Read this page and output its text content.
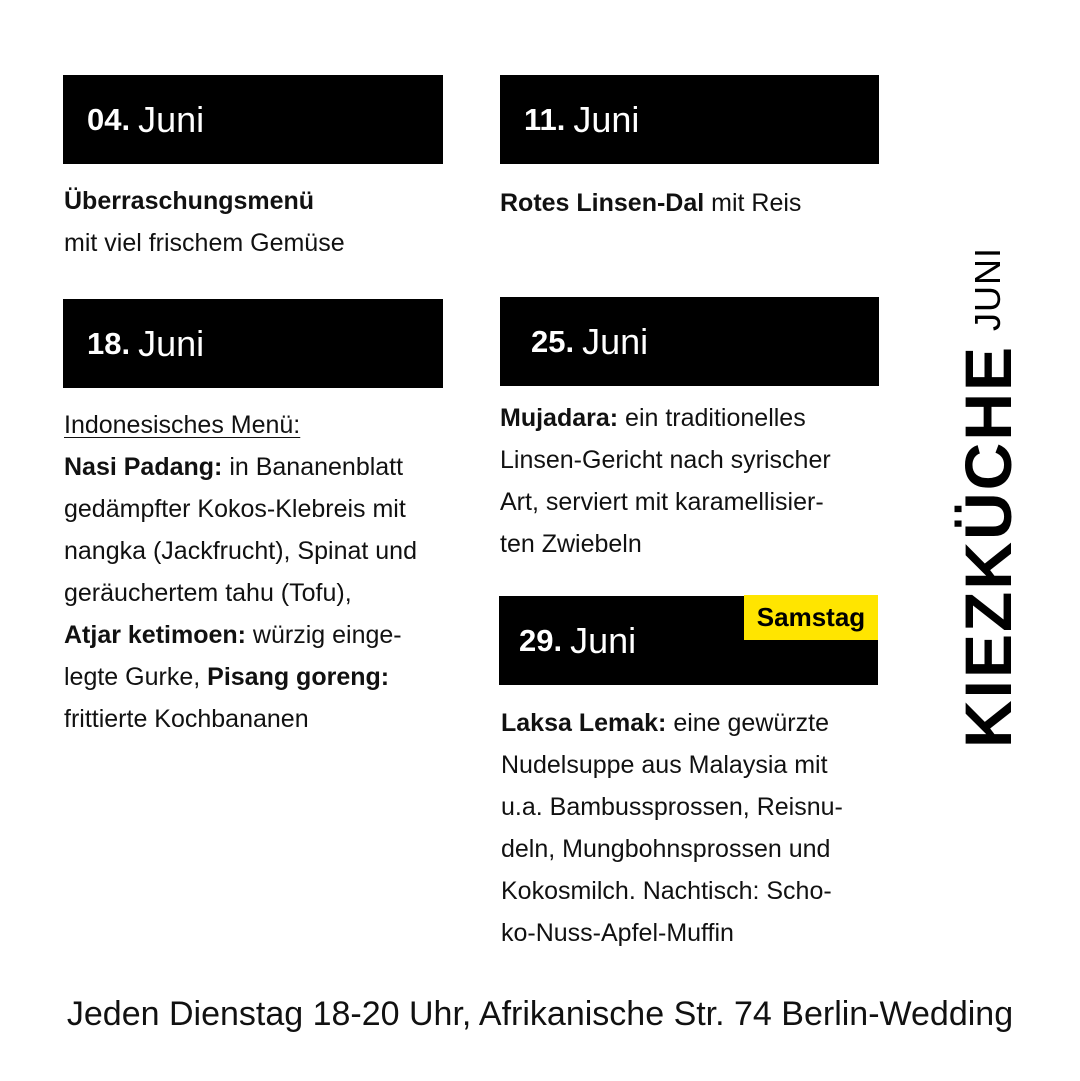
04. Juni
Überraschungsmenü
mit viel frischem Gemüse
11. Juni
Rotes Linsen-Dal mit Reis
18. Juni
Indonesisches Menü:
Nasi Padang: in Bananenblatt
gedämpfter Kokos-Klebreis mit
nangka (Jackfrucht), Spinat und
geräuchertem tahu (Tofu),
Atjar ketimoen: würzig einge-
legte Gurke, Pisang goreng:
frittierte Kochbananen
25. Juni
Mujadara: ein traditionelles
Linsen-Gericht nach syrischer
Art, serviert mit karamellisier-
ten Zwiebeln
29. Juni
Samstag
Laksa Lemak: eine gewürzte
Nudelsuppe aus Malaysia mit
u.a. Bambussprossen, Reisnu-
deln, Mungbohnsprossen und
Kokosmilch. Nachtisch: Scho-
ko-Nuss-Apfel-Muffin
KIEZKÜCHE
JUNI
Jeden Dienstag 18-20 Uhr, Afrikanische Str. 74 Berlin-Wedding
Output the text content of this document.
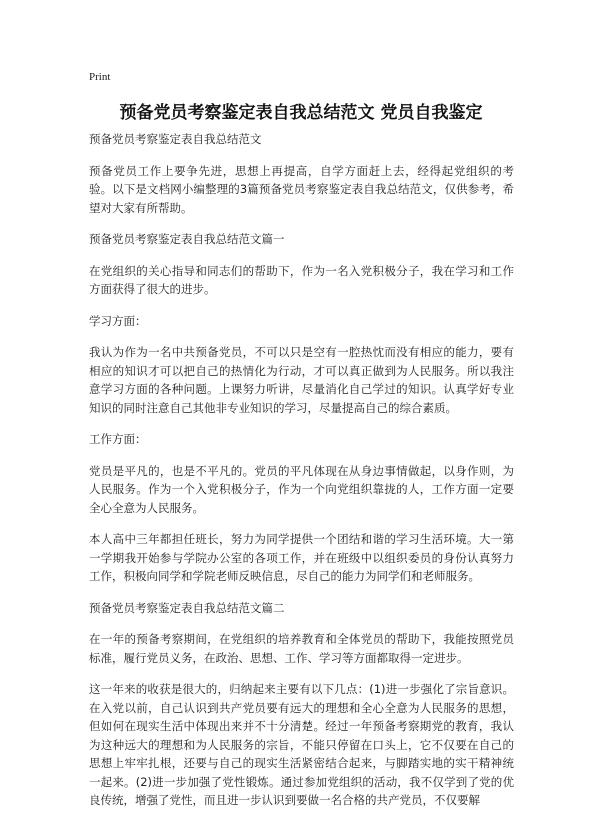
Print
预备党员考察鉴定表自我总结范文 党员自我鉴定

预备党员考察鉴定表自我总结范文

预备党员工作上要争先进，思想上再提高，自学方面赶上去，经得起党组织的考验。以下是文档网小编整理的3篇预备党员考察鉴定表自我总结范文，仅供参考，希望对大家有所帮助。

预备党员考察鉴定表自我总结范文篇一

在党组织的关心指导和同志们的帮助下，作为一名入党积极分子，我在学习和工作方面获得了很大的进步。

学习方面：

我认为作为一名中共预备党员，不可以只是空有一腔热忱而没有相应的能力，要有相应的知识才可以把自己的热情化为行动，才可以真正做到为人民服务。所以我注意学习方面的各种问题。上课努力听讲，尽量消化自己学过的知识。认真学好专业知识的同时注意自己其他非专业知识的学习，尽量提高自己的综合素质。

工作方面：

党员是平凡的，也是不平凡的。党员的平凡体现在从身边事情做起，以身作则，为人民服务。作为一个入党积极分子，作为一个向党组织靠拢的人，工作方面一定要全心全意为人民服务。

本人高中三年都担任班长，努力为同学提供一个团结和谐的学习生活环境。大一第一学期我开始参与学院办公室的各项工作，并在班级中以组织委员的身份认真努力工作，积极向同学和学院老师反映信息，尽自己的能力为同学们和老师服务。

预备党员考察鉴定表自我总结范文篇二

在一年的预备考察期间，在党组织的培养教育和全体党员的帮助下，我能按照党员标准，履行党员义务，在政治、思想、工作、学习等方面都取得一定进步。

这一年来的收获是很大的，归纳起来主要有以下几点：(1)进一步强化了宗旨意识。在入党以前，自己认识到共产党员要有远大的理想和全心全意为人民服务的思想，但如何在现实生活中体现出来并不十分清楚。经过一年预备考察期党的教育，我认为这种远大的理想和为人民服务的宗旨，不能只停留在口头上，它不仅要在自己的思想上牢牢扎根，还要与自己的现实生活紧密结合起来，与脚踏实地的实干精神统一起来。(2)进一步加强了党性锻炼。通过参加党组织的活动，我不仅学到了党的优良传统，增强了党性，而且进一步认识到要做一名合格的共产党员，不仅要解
* * *
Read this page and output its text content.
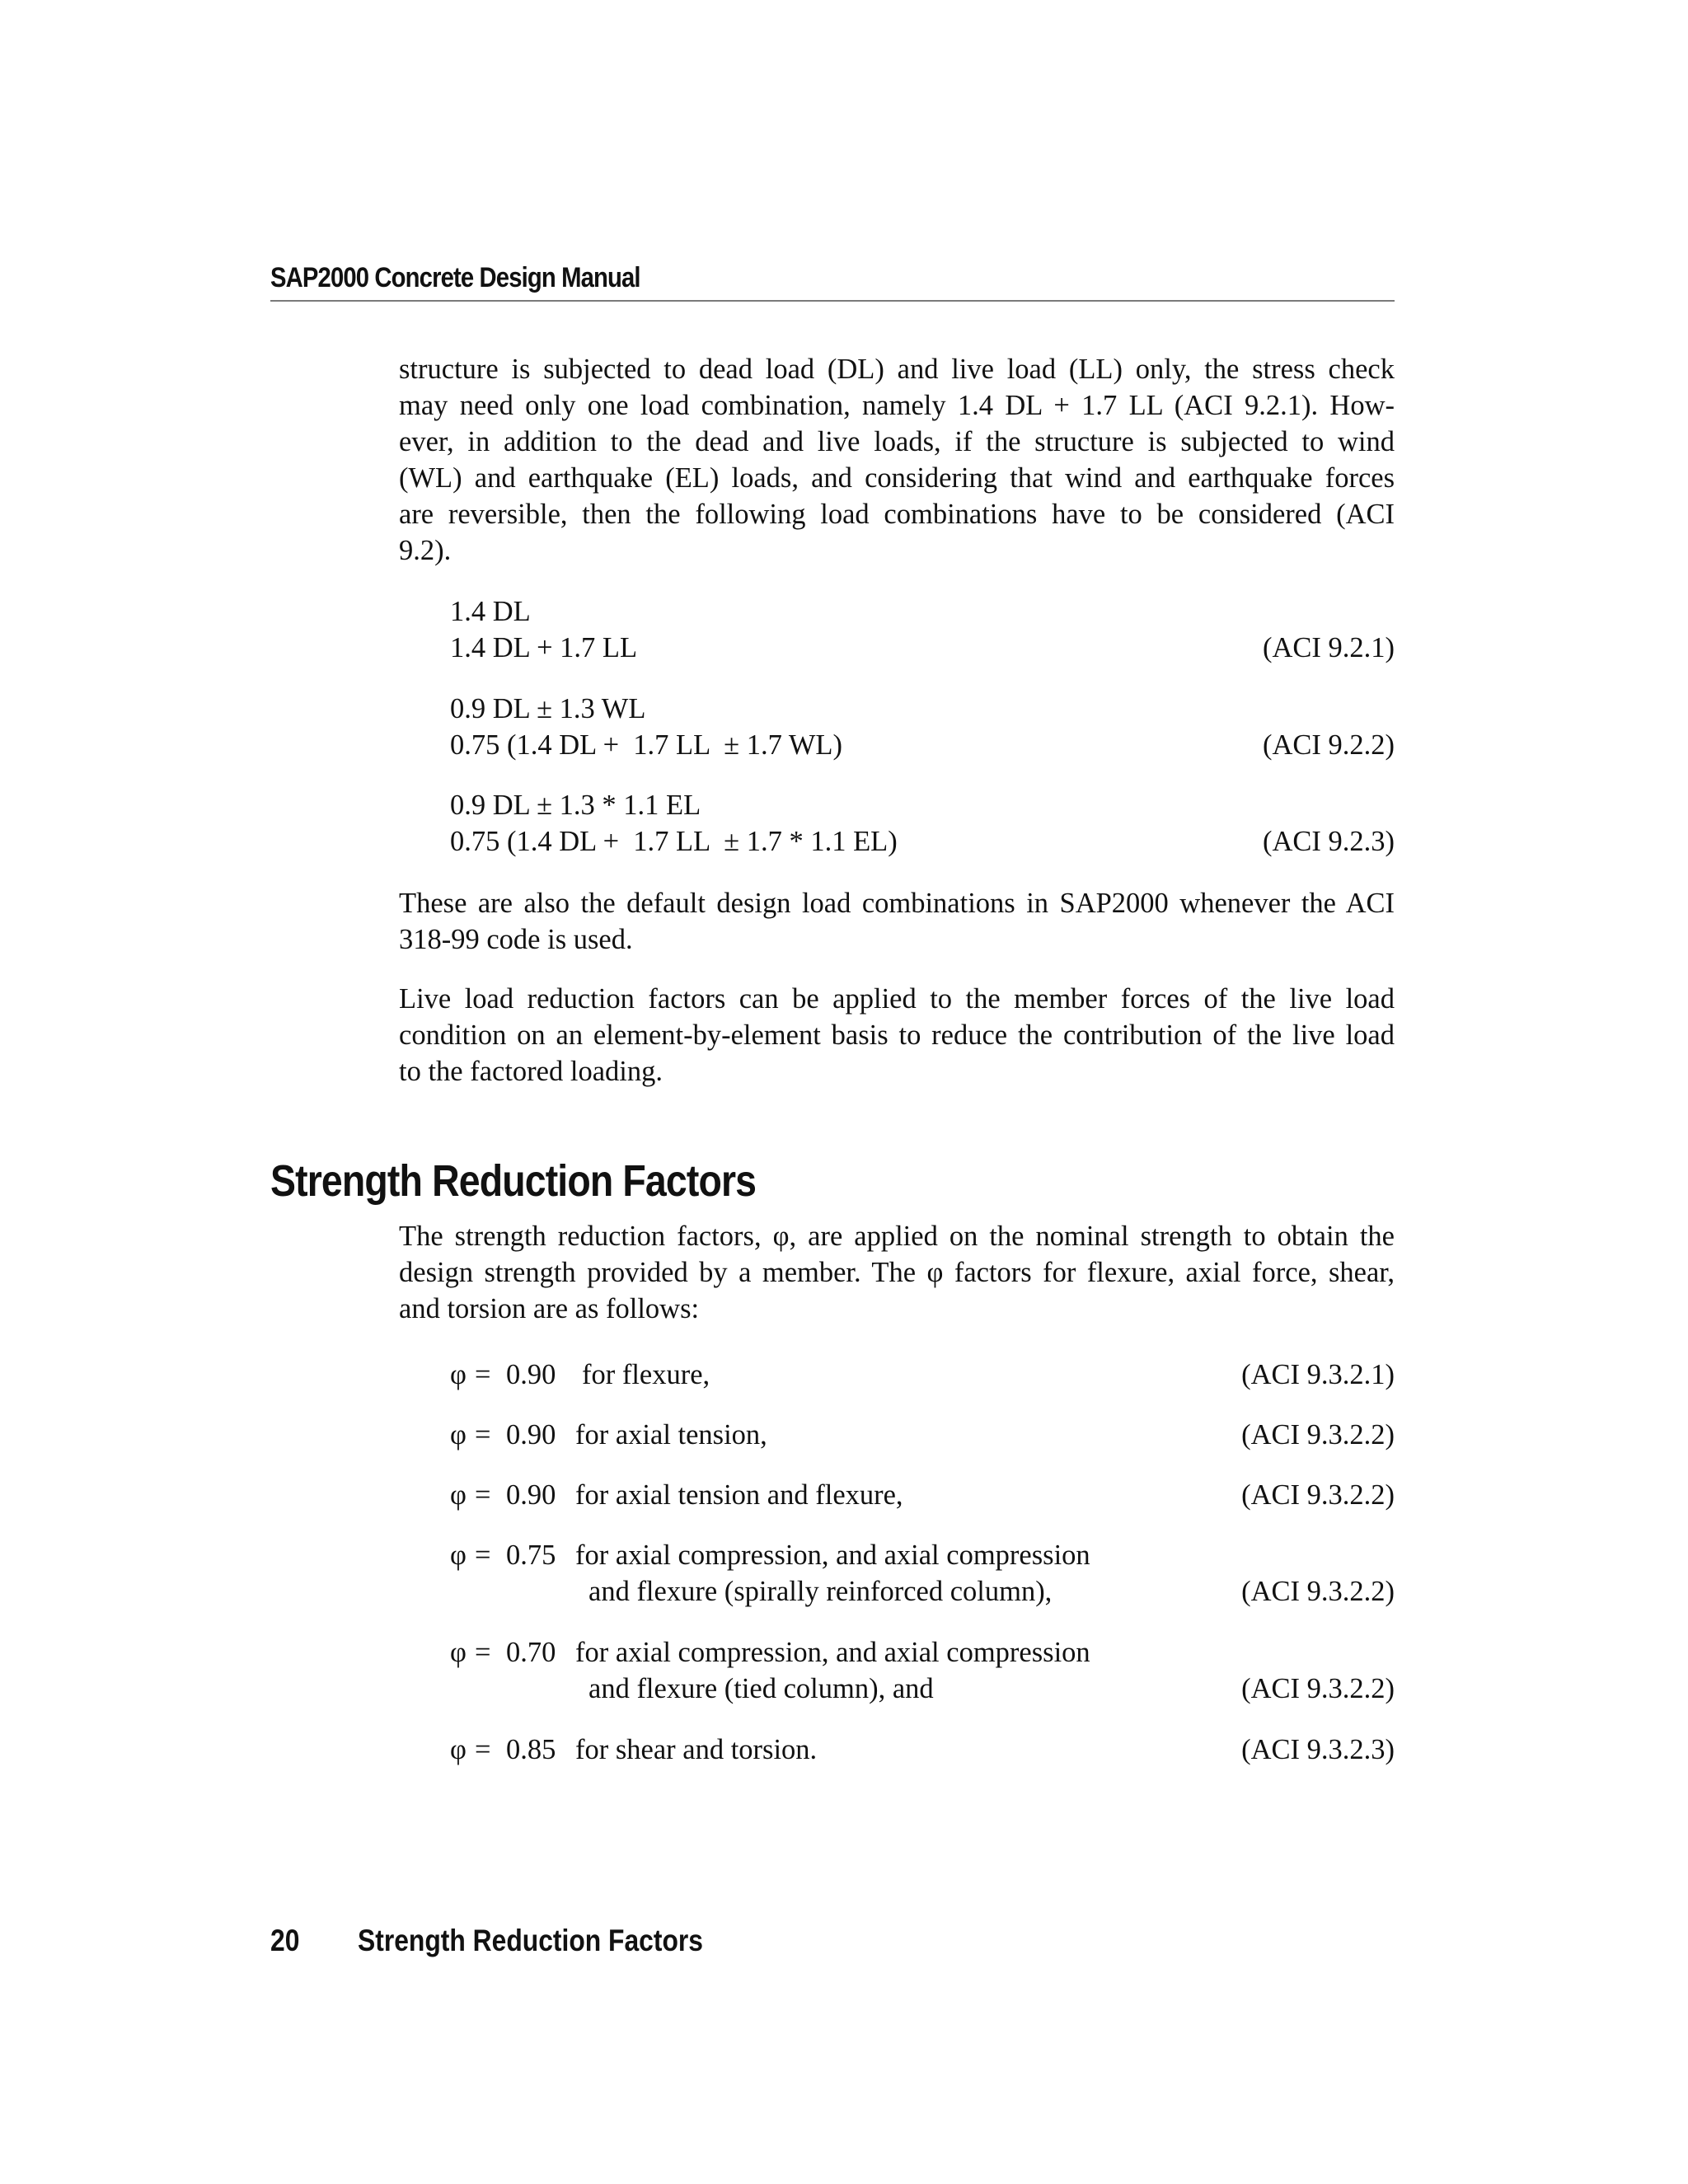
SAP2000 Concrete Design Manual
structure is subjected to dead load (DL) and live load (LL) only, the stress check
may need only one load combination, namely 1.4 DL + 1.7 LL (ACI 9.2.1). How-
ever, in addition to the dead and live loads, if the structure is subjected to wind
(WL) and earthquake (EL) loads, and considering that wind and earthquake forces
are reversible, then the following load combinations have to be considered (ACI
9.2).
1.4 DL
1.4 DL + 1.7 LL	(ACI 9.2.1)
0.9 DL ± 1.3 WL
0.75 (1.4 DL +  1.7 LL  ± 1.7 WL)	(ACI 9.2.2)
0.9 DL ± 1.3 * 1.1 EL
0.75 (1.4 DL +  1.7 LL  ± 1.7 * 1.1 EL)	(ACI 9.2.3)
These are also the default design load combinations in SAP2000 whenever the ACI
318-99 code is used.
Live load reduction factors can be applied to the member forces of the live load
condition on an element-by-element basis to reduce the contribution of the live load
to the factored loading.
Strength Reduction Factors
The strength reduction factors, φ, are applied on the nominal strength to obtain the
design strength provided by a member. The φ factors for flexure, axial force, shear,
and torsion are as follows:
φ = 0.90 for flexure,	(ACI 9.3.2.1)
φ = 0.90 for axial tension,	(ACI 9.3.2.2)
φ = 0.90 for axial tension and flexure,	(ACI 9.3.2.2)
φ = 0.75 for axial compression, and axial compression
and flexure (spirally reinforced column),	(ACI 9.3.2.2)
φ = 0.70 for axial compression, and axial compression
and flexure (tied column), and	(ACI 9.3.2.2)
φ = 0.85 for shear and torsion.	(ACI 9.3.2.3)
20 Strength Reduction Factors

The request:
Each line that contains the string "shear" counts once; say how many there are and nothing else.

Response:
2